**YOUR GOAL**.
Reproduce every entry exactly, without alteration.

**RECORDS FOR THE TASK**.
··········

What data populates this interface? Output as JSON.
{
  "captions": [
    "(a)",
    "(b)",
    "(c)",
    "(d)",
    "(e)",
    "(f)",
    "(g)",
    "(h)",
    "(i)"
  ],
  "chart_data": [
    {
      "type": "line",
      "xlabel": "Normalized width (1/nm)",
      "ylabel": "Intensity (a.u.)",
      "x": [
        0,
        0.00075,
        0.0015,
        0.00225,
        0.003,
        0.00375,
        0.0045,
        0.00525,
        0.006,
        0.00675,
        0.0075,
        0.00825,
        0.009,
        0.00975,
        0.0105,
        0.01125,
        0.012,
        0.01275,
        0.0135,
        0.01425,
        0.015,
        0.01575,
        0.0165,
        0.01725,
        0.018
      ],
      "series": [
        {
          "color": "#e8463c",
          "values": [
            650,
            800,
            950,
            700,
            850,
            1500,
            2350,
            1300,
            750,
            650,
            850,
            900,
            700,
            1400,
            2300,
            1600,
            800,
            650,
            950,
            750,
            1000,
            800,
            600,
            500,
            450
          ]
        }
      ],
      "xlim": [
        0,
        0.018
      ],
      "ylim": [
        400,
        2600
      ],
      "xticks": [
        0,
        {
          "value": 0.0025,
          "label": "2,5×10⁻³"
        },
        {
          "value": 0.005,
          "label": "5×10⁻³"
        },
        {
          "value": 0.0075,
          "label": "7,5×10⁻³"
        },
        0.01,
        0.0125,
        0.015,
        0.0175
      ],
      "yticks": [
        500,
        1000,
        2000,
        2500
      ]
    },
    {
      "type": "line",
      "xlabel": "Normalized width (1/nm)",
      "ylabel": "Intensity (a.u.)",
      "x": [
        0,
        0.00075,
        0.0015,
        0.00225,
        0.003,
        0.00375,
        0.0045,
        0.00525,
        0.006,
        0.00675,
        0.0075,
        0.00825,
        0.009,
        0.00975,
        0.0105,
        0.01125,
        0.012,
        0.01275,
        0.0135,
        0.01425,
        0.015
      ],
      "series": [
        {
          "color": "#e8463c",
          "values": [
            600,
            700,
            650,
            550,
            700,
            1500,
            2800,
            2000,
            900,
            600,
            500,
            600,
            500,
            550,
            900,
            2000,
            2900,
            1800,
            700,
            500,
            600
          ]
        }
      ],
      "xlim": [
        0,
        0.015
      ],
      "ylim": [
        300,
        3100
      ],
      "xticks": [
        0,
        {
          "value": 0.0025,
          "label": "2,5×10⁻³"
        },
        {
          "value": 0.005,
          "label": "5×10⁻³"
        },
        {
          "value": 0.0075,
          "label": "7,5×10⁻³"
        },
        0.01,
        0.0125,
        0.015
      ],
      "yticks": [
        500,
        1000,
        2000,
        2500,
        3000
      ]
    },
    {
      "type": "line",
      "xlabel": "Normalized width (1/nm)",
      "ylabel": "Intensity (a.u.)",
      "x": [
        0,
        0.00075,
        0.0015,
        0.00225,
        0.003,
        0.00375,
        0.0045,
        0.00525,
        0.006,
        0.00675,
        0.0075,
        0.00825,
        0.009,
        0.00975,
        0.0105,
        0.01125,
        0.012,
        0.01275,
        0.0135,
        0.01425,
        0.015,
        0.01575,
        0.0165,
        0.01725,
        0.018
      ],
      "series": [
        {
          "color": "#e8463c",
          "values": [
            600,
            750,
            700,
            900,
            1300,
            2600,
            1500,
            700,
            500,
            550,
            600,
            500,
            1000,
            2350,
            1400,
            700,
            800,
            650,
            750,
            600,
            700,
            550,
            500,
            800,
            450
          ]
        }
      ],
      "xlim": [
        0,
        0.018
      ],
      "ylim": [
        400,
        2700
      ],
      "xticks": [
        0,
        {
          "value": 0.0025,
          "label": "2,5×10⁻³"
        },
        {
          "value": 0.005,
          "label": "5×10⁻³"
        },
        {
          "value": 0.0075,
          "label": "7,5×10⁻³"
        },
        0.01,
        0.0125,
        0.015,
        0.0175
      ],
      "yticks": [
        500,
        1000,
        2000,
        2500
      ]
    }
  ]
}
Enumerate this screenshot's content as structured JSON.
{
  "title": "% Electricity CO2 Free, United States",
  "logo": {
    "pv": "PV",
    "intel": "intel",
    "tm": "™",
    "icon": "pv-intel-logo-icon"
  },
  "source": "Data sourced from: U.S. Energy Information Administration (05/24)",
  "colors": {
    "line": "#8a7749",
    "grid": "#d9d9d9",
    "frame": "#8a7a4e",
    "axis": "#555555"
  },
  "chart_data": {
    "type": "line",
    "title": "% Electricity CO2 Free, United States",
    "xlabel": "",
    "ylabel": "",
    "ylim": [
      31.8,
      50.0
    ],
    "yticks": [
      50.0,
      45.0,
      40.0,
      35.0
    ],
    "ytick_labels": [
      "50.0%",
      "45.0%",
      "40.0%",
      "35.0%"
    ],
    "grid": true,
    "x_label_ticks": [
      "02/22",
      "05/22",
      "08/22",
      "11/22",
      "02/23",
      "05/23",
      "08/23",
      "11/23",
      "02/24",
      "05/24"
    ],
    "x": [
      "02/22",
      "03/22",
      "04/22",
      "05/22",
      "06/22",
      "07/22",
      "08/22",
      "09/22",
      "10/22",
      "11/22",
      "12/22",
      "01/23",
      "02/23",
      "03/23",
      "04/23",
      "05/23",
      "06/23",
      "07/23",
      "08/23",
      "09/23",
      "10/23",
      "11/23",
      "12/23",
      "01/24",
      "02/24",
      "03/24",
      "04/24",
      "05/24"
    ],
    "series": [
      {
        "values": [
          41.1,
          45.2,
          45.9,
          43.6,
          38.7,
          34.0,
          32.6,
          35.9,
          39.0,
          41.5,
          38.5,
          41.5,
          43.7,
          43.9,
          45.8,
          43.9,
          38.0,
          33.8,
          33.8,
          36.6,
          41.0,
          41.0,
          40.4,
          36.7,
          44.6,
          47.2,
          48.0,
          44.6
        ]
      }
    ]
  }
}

··········

**TASK RESPONSE**.
What data populates this interface? Output as JSON.
{
  "captions": [
    "(a)",
    "(b)",
    "(c)",
    "(d)",
    "(e)",
    "(f)",
    "(g)",
    "(h)",
    "(i)"
  ],
  "chart_data": [
    {
      "type": "line",
      "xlabel": "Normalized width (1/nm)",
      "ylabel": "Intensity (a.u.)",
      "x": [
        0,
        0.00075,
        0.0015,
        0.00225,
        0.003,
        0.00375,
        0.0045,
        0.00525,
        0.006,
        0.00675,
        0.0075,
        0.00825,
        0.009,
        0.00975,
        0.0105,
        0.01125,
        0.012,
        0.01275,
        0.0135,
        0.01425,
        0.015,
        0.01575,
        0.0165,
        0.01725,
        0.018
      ],
      "series": [
        {
          "color": "#e8463c",
          "values": [
            650,
            800,
            950,
            700,
            850,
            1500,
            2350,
            1300,
            750,
            650,
            850,
            900,
            700,
            1400,
            2300,
            1600,
            800,
            650,
            950,
            750,
            1000,
            800,
            600,
            500,
            450
          ]
        }
      ],
      "xlim": [
        0,
        0.018
      ],
      "ylim": [
        400,
        2600
      ],
      "xticks": [
        0,
        {
          "value": 0.0025,
          "label": "2,5×10⁻³"
        },
        {
          "value": 0.005,
          "label": "5×10⁻³"
        },
        {
          "value": 0.0075,
          "label": "7,5×10⁻³"
        },
        0.01,
        0.0125,
        0.015,
        0.0175
      ],
      "yticks": [
        500,
        1000,
        2000,
        2500
      ]
    },
    {
      "type": "line",
      "xlabel": "Normalized width (1/nm)",
      "ylabel": "Intensity (a.u.)",
      "x": [
        0,
        0.00075,
        0.0015,
        0.00225,
        0.003,
        0.00375,
        0.0045,
        0.00525,
        0.006,
        0.00675,
        0.0075,
        0.00825,
        0.009,
        0.00975,
        0.0105,
        0.01125,
        0.012,
        0.01275,
        0.0135,
        0.01425,
        0.015
      ],
      "series": [
        {
          "color": "#e8463c",
          "values": [
            600,
            700,
            650,
            550,
            700,
            1500,
            2800,
            2000,
            900,
            600,
            500,
            600,
            500,
            550,
            900,
            2000,
            2900,
            1800,
            700,
            500,
            600
          ]
        }
      ],
      "xlim": [
        0,
        0.015
      ],
      "ylim": [
        300,
        3100
      ],
      "xticks": [
        0,
        {
          "value": 0.0025,
          "label": "2,5×10⁻³"
        },
        {
          "value": 0.005,
          "label": "5×10⁻³"
        },
        {
          "value": 0.0075,
          "label": "7,5×10⁻³"
        },
        0.01,
        0.0125,
        0.015
      ],
      "yticks": [
        500,
        1000,
        2000,
        2500,
        3000
      ]
    },
    {
      "type": "line",
      "xlabel": "Normalized width (1/nm)",
      "ylabel": "Intensity (a.u.)",
      "x": [
        0,
        0.00075,
        0.0015,
        0.00225,
        0.003,
        0.00375,
        0.0045,
        0.00525,
        0.006,
        0.00675,
        0.0075,
        0.00825,
        0.009,
        0.00975,
        0.0105,
        0.01125,
        0.012,
        0.01275,
        0.0135,
        0.01425,
        0.015,
        0.01575,
        0.0165,
        0.01725,
        0.018
      ],
      "series": [
        {
          "color": "#e8463c",
          "values": [
            600,
            750,
            700,
            900,
            1300,
            2600,
            1500,
            700,
            500,
            550,
            600,
            500,
            1000,
            2350,
            1400,
            700,
            800,
            650,
            750,
            600,
            700,
            550,
            500,
            800,
            450
          ]
        }
      ],
      "xlim": [
        0,
        0.018
      ],
      "ylim": [
        400,
        2700
      ],
      "xticks": [
        0,
        {
          "value": 0.0025,
          "label": "2,5×10⁻³"
        },
        {
          "value": 0.005,
          "label": "5×10⁻³"
        },
        {
          "value": 0.0075,
          "label": "7,5×10⁻³"
        },
        0.01,
        0.0125,
        0.015,
        0.0175
      ],
      "yticks": [
        500,
        1000,
        2000,
        2500
      ]
    }
  ]
}
Enumerate this screenshot's content as structured JSON.
{
  "title": "% Electricity CO2 Free, United States",
  "logo": {
    "pv": "PV",
    "intel": "intel",
    "tm": "™",
    "icon": "pv-intel-logo-icon"
  },
  "source": "Data sourced from: U.S. Energy Information Administration (05/24)",
  "colors": {
    "line": "#8a7749",
    "grid": "#d9d9d9",
    "frame": "#8a7a4e",
    "axis": "#555555"
  },
  "chart_data": {
    "type": "line",
    "title": "% Electricity CO2 Free, United States",
    "xlabel": "",
    "ylabel": "",
    "ylim": [
      31.8,
      50.0
    ],
    "yticks": [
      50.0,
      45.0,
      40.0,
      35.0
    ],
    "ytick_labels": [
      "50.0%",
      "45.0%",
      "40.0%",
      "35.0%"
    ],
    "grid": true,
    "x_label_ticks": [
      "02/22",
      "05/22",
      "08/22",
      "11/22",
      "02/23",
      "05/23",
      "08/23",
      "11/23",
      "02/24",
      "05/24"
    ],
    "x": [
      "02/22",
      "03/22",
      "04/22",
      "05/22",
      "06/22",
      "07/22",
      "08/22",
      "09/22",
      "10/22",
      "11/22",
      "12/22",
      "01/23",
      "02/23",
      "03/23",
      "04/23",
      "05/23",
      "06/23",
      "07/23",
      "08/23",
      "09/23",
      "10/23",
      "11/23",
      "12/23",
      "01/24",
      "02/24",
      "03/24",
      "04/24",
      "05/24"
    ],
    "series": [
      {
        "values": [
          41.1,
          45.2,
          45.9,
          43.6,
          38.7,
          34.0,
          32.6,
          35.9,
          39.0,
          41.5,
          38.5,
          41.5,
          43.7,
          43.9,
          45.8,
          43.9,
          38.0,
          33.8,
          33.8,
          36.6,
          41.0,
          41.0,
          40.4,
          36.7,
          44.6,
          47.2,
          48.0,
          44.6
        ]
      }
    ]
  }
}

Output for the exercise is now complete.